WHAT THE TASK ASKS => Every entry must be duplicated precisely as written.

PROVIDED INFORMATION =>
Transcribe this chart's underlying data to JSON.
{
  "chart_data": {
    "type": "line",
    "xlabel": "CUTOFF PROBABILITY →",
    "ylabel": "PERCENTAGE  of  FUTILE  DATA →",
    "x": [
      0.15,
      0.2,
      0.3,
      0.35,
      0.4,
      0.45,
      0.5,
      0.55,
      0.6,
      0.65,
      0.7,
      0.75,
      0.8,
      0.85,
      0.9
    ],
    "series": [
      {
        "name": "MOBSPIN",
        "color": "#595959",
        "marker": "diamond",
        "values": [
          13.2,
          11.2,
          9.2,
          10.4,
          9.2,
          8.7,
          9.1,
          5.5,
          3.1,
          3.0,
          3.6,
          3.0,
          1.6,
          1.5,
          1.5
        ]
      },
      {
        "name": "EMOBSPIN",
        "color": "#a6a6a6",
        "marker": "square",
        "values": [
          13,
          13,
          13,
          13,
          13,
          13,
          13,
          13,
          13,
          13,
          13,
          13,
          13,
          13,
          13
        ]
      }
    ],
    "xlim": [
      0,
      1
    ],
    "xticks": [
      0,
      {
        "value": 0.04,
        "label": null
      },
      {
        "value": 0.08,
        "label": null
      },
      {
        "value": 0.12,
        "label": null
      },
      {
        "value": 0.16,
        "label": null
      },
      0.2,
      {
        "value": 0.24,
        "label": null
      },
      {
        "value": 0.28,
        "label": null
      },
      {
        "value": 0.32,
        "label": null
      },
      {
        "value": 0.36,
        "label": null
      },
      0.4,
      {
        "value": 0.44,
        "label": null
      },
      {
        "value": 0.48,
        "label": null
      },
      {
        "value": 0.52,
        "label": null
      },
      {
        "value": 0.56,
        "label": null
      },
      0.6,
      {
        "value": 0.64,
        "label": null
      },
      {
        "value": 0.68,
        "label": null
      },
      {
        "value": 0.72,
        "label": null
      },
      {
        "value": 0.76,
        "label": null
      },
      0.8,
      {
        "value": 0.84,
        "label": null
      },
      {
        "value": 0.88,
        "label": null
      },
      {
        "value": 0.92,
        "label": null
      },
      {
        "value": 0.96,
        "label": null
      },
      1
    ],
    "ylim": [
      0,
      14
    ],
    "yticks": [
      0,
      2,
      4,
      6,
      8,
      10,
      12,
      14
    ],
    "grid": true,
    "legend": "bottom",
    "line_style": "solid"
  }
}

TASK RESPONSE =>
Transcribe this chart's underlying data to JSON.
{
  "chart_data": {
    "type": "line",
    "xlabel": "CUTOFF PROBABILITY →",
    "ylabel": "PERCENTAGE  of  FUTILE  DATA →",
    "x": [
      0.15,
      0.2,
      0.3,
      0.35,
      0.4,
      0.45,
      0.5,
      0.55,
      0.6,
      0.65,
      0.7,
      0.75,
      0.8,
      0.85,
      0.9
    ],
    "series": [
      {
        "name": "MOBSPIN",
        "color": "#595959",
        "marker": "diamond",
        "values": [
          13.2,
          11.2,
          9.2,
          10.4,
          9.2,
          8.7,
          9.1,
          5.5,
          3.1,
          3.0,
          3.6,
          3.0,
          1.6,
          1.5,
          1.5
        ]
      },
      {
        "name": "EMOBSPIN",
        "color": "#a6a6a6",
        "marker": "square",
        "values": [
          13,
          13,
          13,
          13,
          13,
          13,
          13,
          13,
          13,
          13,
          13,
          13,
          13,
          13,
          13
        ]
      }
    ],
    "xlim": [
      0,
      1
    ],
    "xticks": [
      0,
      {
        "value": 0.04,
        "label": null
      },
      {
        "value": 0.08,
        "label": null
      },
      {
        "value": 0.12,
        "label": null
      },
      {
        "value": 0.16,
        "label": null
      },
      0.2,
      {
        "value": 0.24,
        "label": null
      },
      {
        "value": 0.28,
        "label": null
      },
      {
        "value": 0.32,
        "label": null
      },
      {
        "value": 0.36,
        "label": null
      },
      0.4,
      {
        "value": 0.44,
        "label": null
      },
      {
        "value": 0.48,
        "label": null
      },
      {
        "value": 0.52,
        "label": null
      },
      {
        "value": 0.56,
        "label": null
      },
      0.6,
      {
        "value": 0.64,
        "label": null
      },
      {
        "value": 0.68,
        "label": null
      },
      {
        "value": 0.72,
        "label": null
      },
      {
        "value": 0.76,
        "label": null
      },
      0.8,
      {
        "value": 0.84,
        "label": null
      },
      {
        "value": 0.88,
        "label": null
      },
      {
        "value": 0.92,
        "label": null
      },
      {
        "value": 0.96,
        "label": null
      },
      1
    ],
    "ylim": [
      0,
      14
    ],
    "yticks": [
      0,
      2,
      4,
      6,
      8,
      10,
      12,
      14
    ],
    "grid": true,
    "legend": "bottom",
    "line_style": "solid"
  }
}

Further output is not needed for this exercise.